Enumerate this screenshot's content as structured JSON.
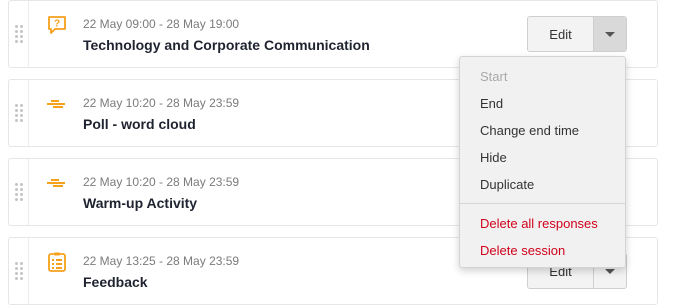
{
  "sessions": [
    {
      "time": "22 May 09:00 - 28 May 19:00",
      "title": "Technology and Corporate Communication",
      "icon": "question-bubble-icon"
    },
    {
      "time": "22 May 10:20 - 28 May 23:59",
      "title": "Poll - word cloud",
      "icon": "word-cloud-icon"
    },
    {
      "time": "22 May 10:20 - 28 May 23:59",
      "title": "Warm-up Activity",
      "icon": "word-cloud-icon"
    },
    {
      "time": "22 May 13:25 - 28 May 23:59",
      "title": "Feedback",
      "icon": "survey-list-icon"
    }
  ],
  "edit_label": "Edit",
  "menu": {
    "items": [
      "Start",
      "End",
      "Change end time",
      "Hide",
      "Duplicate"
    ],
    "danger_items": [
      "Delete all responses",
      "Delete session"
    ]
  },
  "colors": {
    "accent": "#f5a11a",
    "danger": "#d0021b"
  }
}
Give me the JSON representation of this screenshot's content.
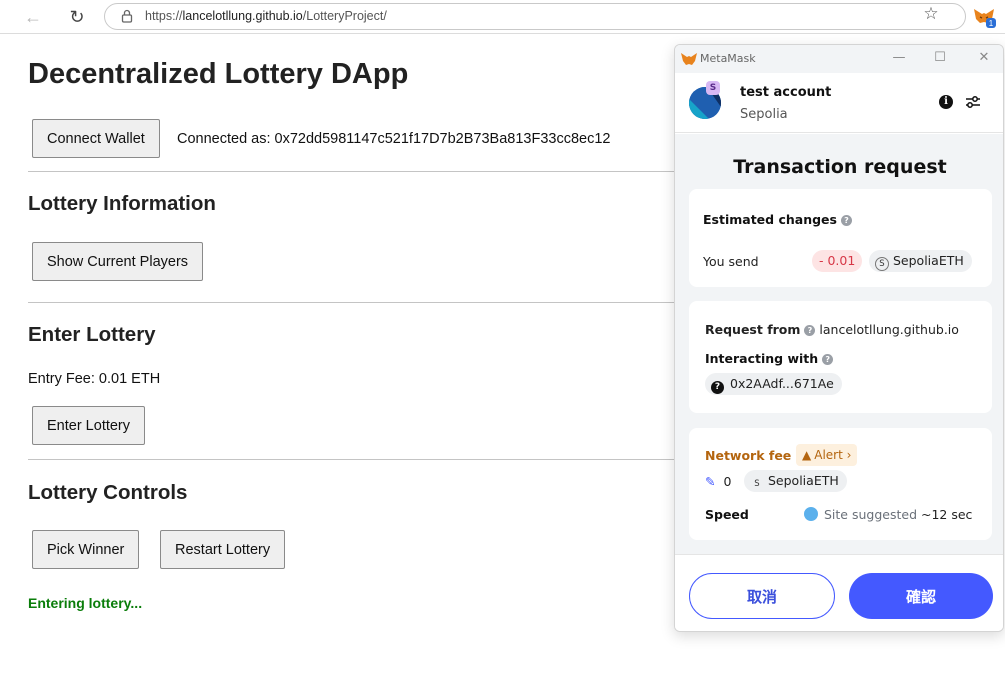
{
  "browser": {
    "url_prefix": "https://",
    "url_host": "lancelotllung.github.io",
    "url_path": "/LotteryProject/",
    "extension_badge": "1"
  },
  "page": {
    "title": "Decentralized Lottery DApp",
    "connect_button": "Connect Wallet",
    "connected_text": "Connected as: 0x72dd5981147c521f17D7b2B73Ba813F33cc8ec12",
    "section_info": "Lottery Information",
    "show_players_button": "Show Current Players",
    "section_enter": "Enter Lottery",
    "entry_fee": "Entry Fee: 0.01 ETH",
    "enter_button": "Enter Lottery",
    "section_controls": "Lottery Controls",
    "pick_winner_button": "Pick Winner",
    "restart_button": "Restart Lottery",
    "status": "Entering lottery..."
  },
  "metamask": {
    "window_title": "MetaMask",
    "account_badge": "S",
    "account_name": "test account",
    "network": "Sepolia",
    "heading": "Transaction request",
    "estimated_changes_label": "Estimated changes",
    "you_send_label": "You send",
    "send_amount": "- 0.01",
    "token_badge": "S",
    "token_name": "SepoliaETH",
    "request_from_label": "Request from",
    "request_from_value": "lancelotllung.github.io",
    "interacting_with_label": "Interacting with",
    "contract_address": "0x2AAdf...671Ae",
    "network_fee_label": "Network fee",
    "alert_label": "Alert",
    "fee_amount": "0",
    "fee_token": "SepoliaETH",
    "speed_label": "Speed",
    "speed_value": "Site suggested",
    "speed_time": "~12 sec",
    "cancel_button": "取消",
    "confirm_button": "確認"
  },
  "colors": {
    "status_green": "#0a7d0a",
    "metamask_blue": "#4459ff",
    "alert_orange": "#b4650f",
    "negative_red": "#d73847"
  }
}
-------
▸ DIRECTIONS
Take the entries shown above and quote them verbatim, passing over the pictures.

▸ THE OUTPUT
Enumerate this screenshot's content as structured JSON.
{
  "sessions": [
    {
      "time": "22 May 09:00 - 28 May 19:00",
      "title": "Technology and Corporate Communication",
      "icon": "question-bubble-icon"
    },
    {
      "time": "22 May 10:20 - 28 May 23:59",
      "title": "Poll - word cloud",
      "icon": "word-cloud-icon"
    },
    {
      "time": "22 May 10:20 - 28 May 23:59",
      "title": "Warm-up Activity",
      "icon": "word-cloud-icon"
    },
    {
      "time": "22 May 13:25 - 28 May 23:59",
      "title": "Feedback",
      "icon": "survey-list-icon"
    }
  ],
  "edit_label": "Edit",
  "menu": {
    "items": [
      "Start",
      "End",
      "Change end time",
      "Hide",
      "Duplicate"
    ],
    "danger_items": [
      "Delete all responses",
      "Delete session"
    ]
  },
  "colors": {
    "accent": "#f5a11a",
    "danger": "#d0021b"
  }
}
Give me the JSON representation of this screenshot's content.
{
  "browser": {
    "url_prefix": "https://",
    "url_host": "lancelotllung.github.io",
    "url_path": "/LotteryProject/",
    "extension_badge": "1"
  },
  "page": {
    "title": "Decentralized Lottery DApp",
    "connect_button": "Connect Wallet",
    "connected_text": "Connected as: 0x72dd5981147c521f17D7b2B73Ba813F33cc8ec12",
    "section_info": "Lottery Information",
    "show_players_button": "Show Current Players",
    "section_enter": "Enter Lottery",
    "entry_fee": "Entry Fee: 0.01 ETH",
    "enter_button": "Enter Lottery",
    "section_controls": "Lottery Controls",
    "pick_winner_button": "Pick Winner",
    "restart_button": "Restart Lottery",
    "status": "Entering lottery..."
  },
  "metamask": {
    "window_title": "MetaMask",
    "account_badge": "S",
    "account_name": "test account",
    "network": "Sepolia",
    "heading": "Transaction request",
    "estimated_changes_label": "Estimated changes",
    "you_send_label": "You send",
    "send_amount": "- 0.01",
    "token_badge": "S",
    "token_name": "SepoliaETH",
    "request_from_label": "Request from",
    "request_from_value": "lancelotllung.github.io",
    "interacting_with_label": "Interacting with",
    "contract_address": "0x2AAdf...671Ae",
    "network_fee_label": "Network fee",
    "alert_label": "Alert",
    "fee_amount": "0",
    "fee_token": "SepoliaETH",
    "speed_label": "Speed",
    "speed_value": "Site suggested",
    "speed_time": "~12 sec",
    "cancel_button": "取消",
    "confirm_button": "確認"
  },
  "colors": {
    "status_green": "#0a7d0a",
    "metamask_blue": "#4459ff",
    "alert_orange": "#b4650f",
    "negative_red": "#d73847"
  }
}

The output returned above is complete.